Instruction >> Take the entries below and reproduce them word for word.

Data for the task >>

——————

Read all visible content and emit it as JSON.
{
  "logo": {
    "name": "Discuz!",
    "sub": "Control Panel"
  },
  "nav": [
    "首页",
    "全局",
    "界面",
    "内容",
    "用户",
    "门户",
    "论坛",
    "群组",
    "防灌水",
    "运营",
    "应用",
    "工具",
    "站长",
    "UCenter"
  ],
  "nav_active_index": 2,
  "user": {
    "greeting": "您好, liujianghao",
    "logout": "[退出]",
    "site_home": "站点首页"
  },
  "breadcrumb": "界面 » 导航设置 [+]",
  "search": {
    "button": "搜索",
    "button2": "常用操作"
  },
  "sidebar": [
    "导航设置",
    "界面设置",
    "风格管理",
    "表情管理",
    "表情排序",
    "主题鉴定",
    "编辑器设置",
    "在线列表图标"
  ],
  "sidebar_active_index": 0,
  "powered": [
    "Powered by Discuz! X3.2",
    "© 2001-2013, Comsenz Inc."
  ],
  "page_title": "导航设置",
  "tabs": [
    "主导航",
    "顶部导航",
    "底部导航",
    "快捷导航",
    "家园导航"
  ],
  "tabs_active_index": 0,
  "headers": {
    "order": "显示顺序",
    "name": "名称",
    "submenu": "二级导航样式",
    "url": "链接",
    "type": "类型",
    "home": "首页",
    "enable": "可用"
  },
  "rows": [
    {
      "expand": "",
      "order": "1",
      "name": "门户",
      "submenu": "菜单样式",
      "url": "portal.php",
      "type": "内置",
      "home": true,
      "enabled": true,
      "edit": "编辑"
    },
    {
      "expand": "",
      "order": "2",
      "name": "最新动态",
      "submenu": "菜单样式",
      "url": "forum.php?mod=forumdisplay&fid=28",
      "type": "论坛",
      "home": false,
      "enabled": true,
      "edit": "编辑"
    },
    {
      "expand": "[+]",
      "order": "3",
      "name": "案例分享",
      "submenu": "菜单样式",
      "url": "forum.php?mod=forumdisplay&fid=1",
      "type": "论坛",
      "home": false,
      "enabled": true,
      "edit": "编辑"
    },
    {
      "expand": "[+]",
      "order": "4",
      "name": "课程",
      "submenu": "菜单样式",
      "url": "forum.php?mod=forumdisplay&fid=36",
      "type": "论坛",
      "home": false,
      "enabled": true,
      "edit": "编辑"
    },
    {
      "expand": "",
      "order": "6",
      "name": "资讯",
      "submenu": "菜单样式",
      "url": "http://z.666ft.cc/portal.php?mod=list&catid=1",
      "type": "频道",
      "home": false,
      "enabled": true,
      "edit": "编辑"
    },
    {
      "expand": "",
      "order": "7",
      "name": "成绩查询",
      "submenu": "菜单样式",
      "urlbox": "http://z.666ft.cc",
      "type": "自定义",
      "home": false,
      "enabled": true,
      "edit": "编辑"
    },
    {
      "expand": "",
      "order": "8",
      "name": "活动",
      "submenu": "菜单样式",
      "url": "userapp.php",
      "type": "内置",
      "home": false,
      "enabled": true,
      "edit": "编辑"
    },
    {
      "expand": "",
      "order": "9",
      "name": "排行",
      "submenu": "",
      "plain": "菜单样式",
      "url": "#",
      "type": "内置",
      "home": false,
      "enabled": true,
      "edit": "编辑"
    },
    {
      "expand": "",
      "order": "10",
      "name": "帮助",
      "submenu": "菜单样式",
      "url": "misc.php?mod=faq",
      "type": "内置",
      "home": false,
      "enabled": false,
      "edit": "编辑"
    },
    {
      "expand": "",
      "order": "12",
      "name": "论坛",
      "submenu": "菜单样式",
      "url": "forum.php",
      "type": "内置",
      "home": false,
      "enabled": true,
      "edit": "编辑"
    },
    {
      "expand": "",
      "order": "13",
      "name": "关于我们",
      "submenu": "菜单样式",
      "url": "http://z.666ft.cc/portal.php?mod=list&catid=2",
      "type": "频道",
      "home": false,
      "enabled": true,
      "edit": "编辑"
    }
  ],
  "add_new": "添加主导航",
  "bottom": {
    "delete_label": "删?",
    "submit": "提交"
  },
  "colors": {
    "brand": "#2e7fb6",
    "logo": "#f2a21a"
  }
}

——————

Correct answer >>
Read all visible content and emit it as JSON.
{
  "logo": {
    "name": "Discuz!",
    "sub": "Control Panel"
  },
  "nav": [
    "首页",
    "全局",
    "界面",
    "内容",
    "用户",
    "门户",
    "论坛",
    "群组",
    "防灌水",
    "运营",
    "应用",
    "工具",
    "站长",
    "UCenter"
  ],
  "nav_active_index": 2,
  "user": {
    "greeting": "您好, liujianghao",
    "logout": "[退出]",
    "site_home": "站点首页"
  },
  "breadcrumb": "界面 » 导航设置 [+]",
  "search": {
    "button": "搜索",
    "button2": "常用操作"
  },
  "sidebar": [
    "导航设置",
    "界面设置",
    "风格管理",
    "表情管理",
    "表情排序",
    "主题鉴定",
    "编辑器设置",
    "在线列表图标"
  ],
  "sidebar_active_index": 0,
  "powered": [
    "Powered by Discuz! X3.2",
    "© 2001-2013, Comsenz Inc."
  ],
  "page_title": "导航设置",
  "tabs": [
    "主导航",
    "顶部导航",
    "底部导航",
    "快捷导航",
    "家园导航"
  ],
  "tabs_active_index": 0,
  "headers": {
    "order": "显示顺序",
    "name": "名称",
    "submenu": "二级导航样式",
    "url": "链接",
    "type": "类型",
    "home": "首页",
    "enable": "可用"
  },
  "rows": [
    {
      "expand": "",
      "order": "1",
      "name": "门户",
      "submenu": "菜单样式",
      "url": "portal.php",
      "type": "内置",
      "home": true,
      "enabled": true,
      "edit": "编辑"
    },
    {
      "expand": "",
      "order": "2",
      "name": "最新动态",
      "submenu": "菜单样式",
      "url": "forum.php?mod=forumdisplay&fid=28",
      "type": "论坛",
      "home": false,
      "enabled": true,
      "edit": "编辑"
    },
    {
      "expand": "[+]",
      "order": "3",
      "name": "案例分享",
      "submenu": "菜单样式",
      "url": "forum.php?mod=forumdisplay&fid=1",
      "type": "论坛",
      "home": false,
      "enabled": true,
      "edit": "编辑"
    },
    {
      "expand": "[+]",
      "order": "4",
      "name": "课程",
      "submenu": "菜单样式",
      "url": "forum.php?mod=forumdisplay&fid=36",
      "type": "论坛",
      "home": false,
      "enabled": true,
      "edit": "编辑"
    },
    {
      "expand": "",
      "order": "6",
      "name": "资讯",
      "submenu": "菜单样式",
      "url": "http://z.666ft.cc/portal.php?mod=list&catid=1",
      "type": "频道",
      "home": false,
      "enabled": true,
      "edit": "编辑"
    },
    {
      "expand": "",
      "order": "7",
      "name": "成绩查询",
      "submenu": "菜单样式",
      "urlbox": "http://z.666ft.cc",
      "type": "自定义",
      "home": false,
      "enabled": true,
      "edit": "编辑"
    },
    {
      "expand": "",
      "order": "8",
      "name": "活动",
      "submenu": "菜单样式",
      "url": "userapp.php",
      "type": "内置",
      "home": false,
      "enabled": true,
      "edit": "编辑"
    },
    {
      "expand": "",
      "order": "9",
      "name": "排行",
      "submenu": "",
      "plain": "菜单样式",
      "url": "#",
      "type": "内置",
      "home": false,
      "enabled": true,
      "edit": "编辑"
    },
    {
      "expand": "",
      "order": "10",
      "name": "帮助",
      "submenu": "菜单样式",
      "url": "misc.php?mod=faq",
      "type": "内置",
      "home": false,
      "enabled": false,
      "edit": "编辑"
    },
    {
      "expand": "",
      "order": "12",
      "name": "论坛",
      "submenu": "菜单样式",
      "url": "forum.php",
      "type": "内置",
      "home": false,
      "enabled": true,
      "edit": "编辑"
    },
    {
      "expand": "",
      "order": "13",
      "name": "关于我们",
      "submenu": "菜单样式",
      "url": "http://z.666ft.cc/portal.php?mod=list&catid=2",
      "type": "频道",
      "home": false,
      "enabled": true,
      "edit": "编辑"
    }
  ],
  "add_new": "添加主导航",
  "bottom": {
    "delete_label": "删?",
    "submit": "提交"
  },
  "colors": {
    "brand": "#2e7fb6",
    "logo": "#f2a21a"
  }
}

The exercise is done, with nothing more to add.